Repeat the data below exactly, dropping any pictures it holds.

-- Start of Supplied data --

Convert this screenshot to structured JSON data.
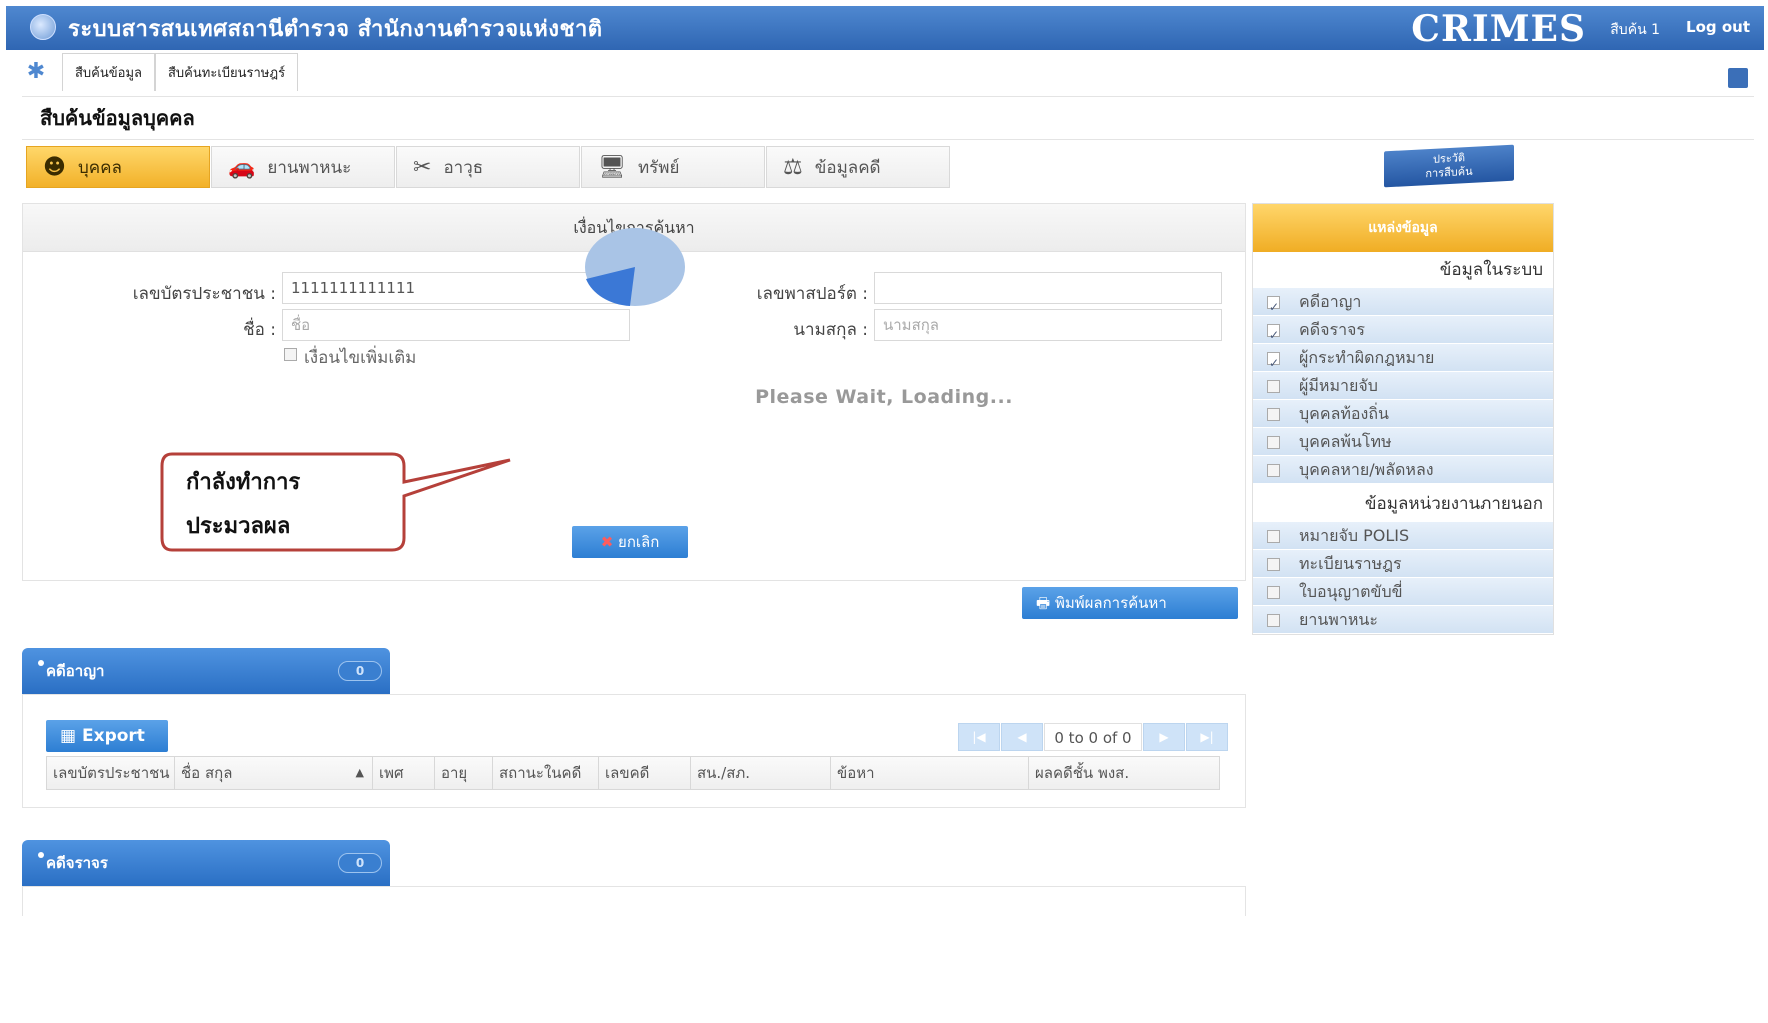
{
  "header": {
    "title": "ระบบสารสนเทศสถานีตำรวจ  สำนักงานตำรวจแห่งชาติ",
    "brand": "CRIMES",
    "user": "สืบค้น 1",
    "logout": "Log out"
  },
  "menu": [
    "สืบค้นข้อมูล",
    "สืบค้นทะเบียนราษฎร์"
  ],
  "section_title": "สืบค้นข้อมูลบุคคล",
  "tabs": [
    {
      "label": "บุคคล",
      "active": true
    },
    {
      "label": "ยานพาหนะ",
      "active": false
    },
    {
      "label": "อาวุธ",
      "active": false
    },
    {
      "label": "ทรัพย์",
      "active": false
    },
    {
      "label": "ข้อมูลคดี",
      "active": false
    }
  ],
  "history_button": {
    "line1": "ประวัติ",
    "line2": "การสืบค้น"
  },
  "search": {
    "heading": "เงื่อนไขการค้นหา",
    "id_label": "เลขบัตรประชาชน :",
    "id_value": "1111111111111",
    "passport_label": "เลขพาสปอร์ต :",
    "passport_value": "",
    "name_label": "ชื่อ :",
    "name_placeholder": "ชื่อ",
    "surname_label": "นามสกุล :",
    "surname_placeholder": "นามสกุล",
    "extra_label": "เงื่อนไขเพิ่มเติม",
    "loading_text": "Please Wait, Loading...",
    "cancel_label": "ยกเลิก",
    "print_label": "พิมพ์ผลการค้นหา"
  },
  "callout": {
    "line1": "กำลังทำการ",
    "line2": "ประมวลผล"
  },
  "sidebar": {
    "heading": "แหล่งข้อมูล",
    "group1": "ข้อมูลในระบบ",
    "items1": [
      {
        "label": "คดีอาญา",
        "checked": true
      },
      {
        "label": "คดีจราจร",
        "checked": true
      },
      {
        "label": "ผู้กระทำผิดกฎหมาย",
        "checked": true
      },
      {
        "label": "ผู้มีหมายจับ",
        "checked": false
      },
      {
        "label": "บุคคลท้องถิ่น",
        "checked": false
      },
      {
        "label": "บุคคลพ้นโทษ",
        "checked": false
      },
      {
        "label": "บุคคลหาย/พลัดหลง",
        "checked": false
      }
    ],
    "group2": "ข้อมูลหน่วยงานภายนอก",
    "items2": [
      {
        "label": "หมายจับ POLIS",
        "checked": false
      },
      {
        "label": "ทะเบียนราษฎร",
        "checked": false
      },
      {
        "label": "ใบอนุญาตขับขี่",
        "checked": false
      },
      {
        "label": "ยานพาหนะ",
        "checked": false
      }
    ]
  },
  "results": [
    {
      "title": "คดีอาญา",
      "count": "0"
    },
    {
      "title": "คดีจราจร",
      "count": "0"
    }
  ],
  "table": {
    "export_label": "Export",
    "pager_info": "0 to 0 of 0",
    "columns": [
      "เลขบัตรประชาชน",
      "ชื่อ สกุล",
      "เพศ",
      "อายุ",
      "สถานะในคดี",
      "เลขคดี",
      "สน./สภ.",
      "ข้อหา",
      "ผลคดีชั้น พงส."
    ]
  },
  "colors": {
    "primary": "#2f66b3",
    "accent": "#f2b129",
    "button": "#2d7ed3"
  }
}
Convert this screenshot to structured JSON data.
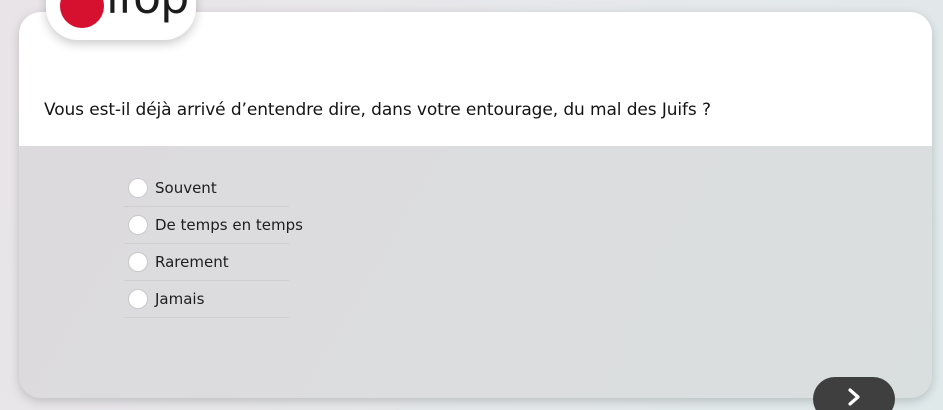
{
  "logo": {
    "text": "ifop",
    "brand_color": "#d6102f"
  },
  "question": {
    "text": "Vous est-il déjà arrivé d’entendre dire, dans votre entourage, du mal des Juifs ?"
  },
  "options": [
    {
      "label": "Souvent"
    },
    {
      "label": "De temps en temps"
    },
    {
      "label": "Rarement"
    },
    {
      "label": "Jamais"
    }
  ],
  "next_button": {
    "icon": "chevron-right-icon",
    "color": "#3f3f3f"
  }
}
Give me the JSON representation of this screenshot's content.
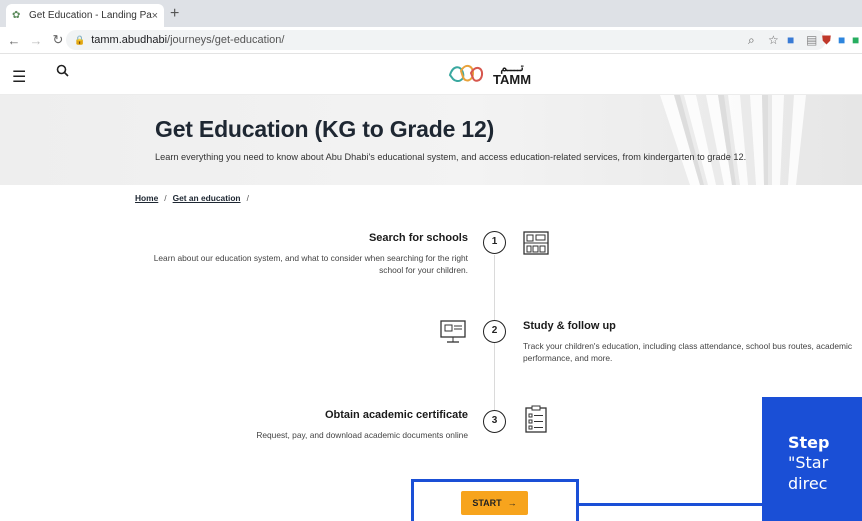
{
  "browser": {
    "tab_title": "Get Education - Landing Page",
    "tab_close": "×",
    "new_tab": "+",
    "url_host": "tamm.abudhabi",
    "url_path": "/journeys/get-education/"
  },
  "header": {
    "logo_text": "TAMM",
    "logo_arabic": "تــــم"
  },
  "hero": {
    "title": "Get Education (KG to Grade 12)",
    "subtitle": "Learn everything you need to know about Abu Dhabi's educational system, and access education-related services, from kindergarten to grade 12."
  },
  "breadcrumb": {
    "home": "Home",
    "separator": "/",
    "current": "Get an education"
  },
  "steps": [
    {
      "number": "1",
      "title": "Search for schools",
      "description": "Learn about our education system, and what to consider when searching for the right school for your children.",
      "icon": "school-building-icon"
    },
    {
      "number": "2",
      "title": "Study & follow up",
      "description": "Track your children's education, including class attendance, school bus routes, academic performance, and more.",
      "icon": "computer-monitor-icon"
    },
    {
      "number": "3",
      "title": "Obtain academic certificate",
      "description": "Request, pay, and download academic documents online",
      "icon": "clipboard-icon"
    }
  ],
  "start_button": {
    "label": "START",
    "arrow": "→"
  },
  "callout": {
    "title": "Step",
    "line1": "\"Star",
    "line2": "direc"
  },
  "colors": {
    "accent_blue": "#1a4fd6",
    "start_orange": "#f7a41d"
  }
}
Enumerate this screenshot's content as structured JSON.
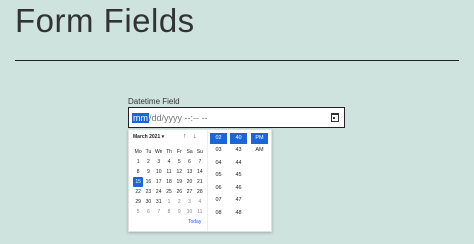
{
  "page": {
    "title": "Form Fields"
  },
  "field": {
    "label": "Datetime Field",
    "segments": {
      "month": "mm",
      "rest": "/dd/yyyy --:-- --"
    }
  },
  "picker": {
    "month_label": "March 2021 ▾",
    "nav_up": "↑",
    "nav_down": "↓",
    "weekdays": [
      "Mo",
      "Tu",
      "We",
      "Th",
      "Fr",
      "Sa",
      "Su"
    ],
    "weeks": [
      [
        "1",
        "2",
        "3",
        "4",
        "5",
        "6",
        "7"
      ],
      [
        "8",
        "9",
        "10",
        "11",
        "12",
        "13",
        "14"
      ],
      [
        "15",
        "16",
        "17",
        "18",
        "19",
        "20",
        "21"
      ],
      [
        "22",
        "23",
        "24",
        "25",
        "26",
        "27",
        "28"
      ],
      [
        "29",
        "30",
        "31",
        "1",
        "2",
        "3",
        "4"
      ],
      [
        "5",
        "6",
        "7",
        "8",
        "9",
        "10",
        "11"
      ]
    ],
    "selected_day": "15",
    "today_label": "Today",
    "hours": [
      "02",
      "03",
      "04",
      "05",
      "06",
      "07",
      "08"
    ],
    "minutes": [
      "43",
      "44",
      "45",
      "46",
      "47",
      "48"
    ],
    "minutes_selected": "40",
    "periods": [
      "PM",
      "AM"
    ],
    "hour_selected": "02"
  }
}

-- End of Supplied data --

● Complete response
Convert this screenshot to structured JSON data.
{
  "header": {
    "title": "ระบบสารสนเทศสถานีตำรวจ  สำนักงานตำรวจแห่งชาติ",
    "brand": "CRIMES",
    "user": "สืบค้น 1",
    "logout": "Log out"
  },
  "menu": [
    "สืบค้นข้อมูล",
    "สืบค้นทะเบียนราษฎร์"
  ],
  "section_title": "สืบค้นข้อมูลบุคคล",
  "tabs": [
    {
      "label": "บุคคล",
      "active": true
    },
    {
      "label": "ยานพาหนะ",
      "active": false
    },
    {
      "label": "อาวุธ",
      "active": false
    },
    {
      "label": "ทรัพย์",
      "active": false
    },
    {
      "label": "ข้อมูลคดี",
      "active": false
    }
  ],
  "history_button": {
    "line1": "ประวัติ",
    "line2": "การสืบค้น"
  },
  "search": {
    "heading": "เงื่อนไขการค้นหา",
    "id_label": "เลขบัตรประชาชน :",
    "id_value": "1111111111111",
    "passport_label": "เลขพาสปอร์ต :",
    "passport_value": "",
    "name_label": "ชื่อ :",
    "name_placeholder": "ชื่อ",
    "surname_label": "นามสกุล :",
    "surname_placeholder": "นามสกุล",
    "extra_label": "เงื่อนไขเพิ่มเติม",
    "loading_text": "Please Wait, Loading...",
    "cancel_label": "ยกเลิก",
    "print_label": "พิมพ์ผลการค้นหา"
  },
  "callout": {
    "line1": "กำลังทำการ",
    "line2": "ประมวลผล"
  },
  "sidebar": {
    "heading": "แหล่งข้อมูล",
    "group1": "ข้อมูลในระบบ",
    "items1": [
      {
        "label": "คดีอาญา",
        "checked": true
      },
      {
        "label": "คดีจราจร",
        "checked": true
      },
      {
        "label": "ผู้กระทำผิดกฎหมาย",
        "checked": true
      },
      {
        "label": "ผู้มีหมายจับ",
        "checked": false
      },
      {
        "label": "บุคคลท้องถิ่น",
        "checked": false
      },
      {
        "label": "บุคคลพ้นโทษ",
        "checked": false
      },
      {
        "label": "บุคคลหาย/พลัดหลง",
        "checked": false
      }
    ],
    "group2": "ข้อมูลหน่วยงานภายนอก",
    "items2": [
      {
        "label": "หมายจับ POLIS",
        "checked": false
      },
      {
        "label": "ทะเบียนราษฎร",
        "checked": false
      },
      {
        "label": "ใบอนุญาตขับขี่",
        "checked": false
      },
      {
        "label": "ยานพาหนะ",
        "checked": false
      }
    ]
  },
  "results": [
    {
      "title": "คดีอาญา",
      "count": "0"
    },
    {
      "title": "คดีจราจร",
      "count": "0"
    }
  ],
  "table": {
    "export_label": "Export",
    "pager_info": "0 to 0 of 0",
    "columns": [
      "เลขบัตรประชาชน",
      "ชื่อ สกุล",
      "เพศ",
      "อายุ",
      "สถานะในคดี",
      "เลขคดี",
      "สน./สภ.",
      "ข้อหา",
      "ผลคดีชั้น พงส."
    ]
  },
  "colors": {
    "primary": "#2f66b3",
    "accent": "#f2b129",
    "button": "#2d7ed3"
  }
}
Convert this screenshot to structured JSON data.
{
  "logo": {
    "text": "ifop",
    "brand_color": "#d6102f"
  },
  "question": {
    "text": "Vous est-il déjà arrivé d’entendre dire, dans votre entourage, du mal des Juifs ?"
  },
  "options": [
    {
      "label": "Souvent"
    },
    {
      "label": "De temps en temps"
    },
    {
      "label": "Rarement"
    },
    {
      "label": "Jamais"
    }
  ],
  "next_button": {
    "icon": "chevron-right-icon",
    "color": "#3f3f3f"
  }
}
Give me the JSON representation of this screenshot's content.
{
  "browser": {
    "tab_title": "Get Education - Landing Page",
    "tab_close": "×",
    "new_tab": "+",
    "url_host": "tamm.abudhabi",
    "url_path": "/journeys/get-education/"
  },
  "header": {
    "logo_text": "TAMM",
    "logo_arabic": "تــــم"
  },
  "hero": {
    "title": "Get Education (KG to Grade 12)",
    "subtitle": "Learn everything you need to know about Abu Dhabi's educational system, and access education-related services, from kindergarten to grade 12."
  },
  "breadcrumb": {
    "home": "Home",
    "separator": "/",
    "current": "Get an education"
  },
  "steps": [
    {
      "number": "1",
      "title": "Search for schools",
      "description": "Learn about our education system, and what to consider when searching for the right school for your children.",
      "icon": "school-building-icon"
    },
    {
      "number": "2",
      "title": "Study & follow up",
      "description": "Track your children's education, including class attendance, school bus routes, academic performance, and more.",
      "icon": "computer-monitor-icon"
    },
    {
      "number": "3",
      "title": "Obtain academic certificate",
      "description": "Request, pay, and download academic documents online",
      "icon": "clipboard-icon"
    }
  ],
  "start_button": {
    "label": "START",
    "arrow": "→"
  },
  "callout": {
    "title": "Step",
    "line1": "\"Star",
    "line2": "direc"
  },
  "colors": {
    "accent_blue": "#1a4fd6",
    "start_orange": "#f7a41d"
  }
}
Enumerate this screenshot's content as structured JSON.
{
  "page": {
    "title": "Form Fields"
  },
  "field": {
    "label": "Datetime Field",
    "segments": {
      "month": "mm",
      "rest": "/dd/yyyy --:-- --"
    }
  },
  "picker": {
    "month_label": "March 2021 ▾",
    "nav_up": "↑",
    "nav_down": "↓",
    "weekdays": [
      "Mo",
      "Tu",
      "We",
      "Th",
      "Fr",
      "Sa",
      "Su"
    ],
    "weeks": [
      [
        "1",
        "2",
        "3",
        "4",
        "5",
        "6",
        "7"
      ],
      [
        "8",
        "9",
        "10",
        "11",
        "12",
        "13",
        "14"
      ],
      [
        "15",
        "16",
        "17",
        "18",
        "19",
        "20",
        "21"
      ],
      [
        "22",
        "23",
        "24",
        "25",
        "26",
        "27",
        "28"
      ],
      [
        "29",
        "30",
        "31",
        "1",
        "2",
        "3",
        "4"
      ],
      [
        "5",
        "6",
        "7",
        "8",
        "9",
        "10",
        "11"
      ]
    ],
    "selected_day": "15",
    "today_label": "Today",
    "hours": [
      "02",
      "03",
      "04",
      "05",
      "06",
      "07",
      "08"
    ],
    "minutes": [
      "43",
      "44",
      "45",
      "46",
      "47",
      "48"
    ],
    "minutes_selected": "40",
    "periods": [
      "PM",
      "AM"
    ],
    "hour_selected": "02"
  }
}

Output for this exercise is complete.